__TASK DETAILS__: Repeat the material exactly, leaving nothing out.

__STORED ROWS__:

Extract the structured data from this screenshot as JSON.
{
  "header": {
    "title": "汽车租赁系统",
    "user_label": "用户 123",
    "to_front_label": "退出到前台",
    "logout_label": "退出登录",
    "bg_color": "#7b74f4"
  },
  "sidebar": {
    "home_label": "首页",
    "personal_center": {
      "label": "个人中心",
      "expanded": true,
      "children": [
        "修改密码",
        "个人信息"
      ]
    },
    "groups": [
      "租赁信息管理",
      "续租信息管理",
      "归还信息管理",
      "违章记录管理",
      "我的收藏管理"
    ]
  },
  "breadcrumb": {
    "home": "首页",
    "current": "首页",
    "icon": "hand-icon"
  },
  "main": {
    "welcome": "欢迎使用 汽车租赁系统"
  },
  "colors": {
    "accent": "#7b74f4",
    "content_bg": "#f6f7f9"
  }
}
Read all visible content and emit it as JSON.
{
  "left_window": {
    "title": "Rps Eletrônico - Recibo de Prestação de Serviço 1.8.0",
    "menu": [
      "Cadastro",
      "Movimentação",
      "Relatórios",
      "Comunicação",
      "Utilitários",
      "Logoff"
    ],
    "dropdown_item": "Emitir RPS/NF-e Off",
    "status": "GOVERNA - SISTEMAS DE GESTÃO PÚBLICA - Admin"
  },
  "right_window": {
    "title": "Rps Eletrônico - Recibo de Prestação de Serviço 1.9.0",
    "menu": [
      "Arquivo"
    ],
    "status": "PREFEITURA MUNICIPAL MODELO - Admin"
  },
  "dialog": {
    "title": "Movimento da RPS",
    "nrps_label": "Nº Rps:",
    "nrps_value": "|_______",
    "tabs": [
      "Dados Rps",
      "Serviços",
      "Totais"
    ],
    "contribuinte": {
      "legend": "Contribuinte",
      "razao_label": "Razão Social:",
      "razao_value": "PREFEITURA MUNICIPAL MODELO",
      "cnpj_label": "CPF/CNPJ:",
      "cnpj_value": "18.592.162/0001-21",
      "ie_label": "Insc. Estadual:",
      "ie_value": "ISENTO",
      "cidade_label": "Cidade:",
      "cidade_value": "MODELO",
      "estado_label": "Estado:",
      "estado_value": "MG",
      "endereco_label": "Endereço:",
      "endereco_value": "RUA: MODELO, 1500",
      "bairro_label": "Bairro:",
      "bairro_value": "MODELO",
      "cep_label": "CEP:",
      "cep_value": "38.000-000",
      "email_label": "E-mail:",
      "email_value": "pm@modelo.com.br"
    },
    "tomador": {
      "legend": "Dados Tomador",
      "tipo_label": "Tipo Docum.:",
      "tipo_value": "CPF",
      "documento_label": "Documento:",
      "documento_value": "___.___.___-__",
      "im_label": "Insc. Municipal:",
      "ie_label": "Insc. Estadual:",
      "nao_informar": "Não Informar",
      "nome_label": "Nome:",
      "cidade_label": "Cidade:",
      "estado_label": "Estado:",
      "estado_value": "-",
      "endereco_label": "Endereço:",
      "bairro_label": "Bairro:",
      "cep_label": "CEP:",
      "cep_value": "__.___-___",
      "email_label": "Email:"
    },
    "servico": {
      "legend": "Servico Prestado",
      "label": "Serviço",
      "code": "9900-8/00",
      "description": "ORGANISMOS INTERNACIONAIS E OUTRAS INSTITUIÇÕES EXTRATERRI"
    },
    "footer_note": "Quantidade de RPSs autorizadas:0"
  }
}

__EXERCISE RESPONSE__:
Extract the structured data from this screenshot as JSON.
{
  "header": {
    "title": "汽车租赁系统",
    "user_label": "用户 123",
    "to_front_label": "退出到前台",
    "logout_label": "退出登录",
    "bg_color": "#7b74f4"
  },
  "sidebar": {
    "home_label": "首页",
    "personal_center": {
      "label": "个人中心",
      "expanded": true,
      "children": [
        "修改密码",
        "个人信息"
      ]
    },
    "groups": [
      "租赁信息管理",
      "续租信息管理",
      "归还信息管理",
      "违章记录管理",
      "我的收藏管理"
    ]
  },
  "breadcrumb": {
    "home": "首页",
    "current": "首页",
    "icon": "hand-icon"
  },
  "main": {
    "welcome": "欢迎使用 汽车租赁系统"
  },
  "colors": {
    "accent": "#7b74f4",
    "content_bg": "#f6f7f9"
  }
}
Read all visible content and emit it as JSON.
{
  "left_window": {
    "title": "Rps Eletrônico - Recibo de Prestação de Serviço 1.8.0",
    "menu": [
      "Cadastro",
      "Movimentação",
      "Relatórios",
      "Comunicação",
      "Utilitários",
      "Logoff"
    ],
    "dropdown_item": "Emitir RPS/NF-e Off",
    "status": "GOVERNA - SISTEMAS DE GESTÃO PÚBLICA - Admin"
  },
  "right_window": {
    "title": "Rps Eletrônico - Recibo de Prestação de Serviço 1.9.0",
    "menu": [
      "Arquivo"
    ],
    "status": "PREFEITURA MUNICIPAL MODELO - Admin"
  },
  "dialog": {
    "title": "Movimento da RPS",
    "nrps_label": "Nº Rps:",
    "nrps_value": "|_______",
    "tabs": [
      "Dados Rps",
      "Serviços",
      "Totais"
    ],
    "contribuinte": {
      "legend": "Contribuinte",
      "razao_label": "Razão Social:",
      "razao_value": "PREFEITURA MUNICIPAL MODELO",
      "cnpj_label": "CPF/CNPJ:",
      "cnpj_value": "18.592.162/0001-21",
      "ie_label": "Insc. Estadual:",
      "ie_value": "ISENTO",
      "cidade_label": "Cidade:",
      "cidade_value": "MODELO",
      "estado_label": "Estado:",
      "estado_value": "MG",
      "endereco_label": "Endereço:",
      "endereco_value": "RUA: MODELO, 1500",
      "bairro_label": "Bairro:",
      "bairro_value": "MODELO",
      "cep_label": "CEP:",
      "cep_value": "38.000-000",
      "email_label": "E-mail:",
      "email_value": "pm@modelo.com.br"
    },
    "tomador": {
      "legend": "Dados Tomador",
      "tipo_label": "Tipo Docum.:",
      "tipo_value": "CPF",
      "documento_label": "Documento:",
      "documento_value": "___.___.___-__",
      "im_label": "Insc. Municipal:",
      "ie_label": "Insc. Estadual:",
      "nao_informar": "Não Informar",
      "nome_label": "Nome:",
      "cidade_label": "Cidade:",
      "estado_label": "Estado:",
      "estado_value": "-",
      "endereco_label": "Endereço:",
      "bairro_label": "Bairro:",
      "cep_label": "CEP:",
      "cep_value": "__.___-___",
      "email_label": "Email:"
    },
    "servico": {
      "legend": "Servico Prestado",
      "label": "Serviço",
      "code": "9900-8/00",
      "description": "ORGANISMOS INTERNACIONAIS E OUTRAS INSTITUIÇÕES EXTRATERRI"
    },
    "footer_note": "Quantidade de RPSs autorizadas:0"
  }
}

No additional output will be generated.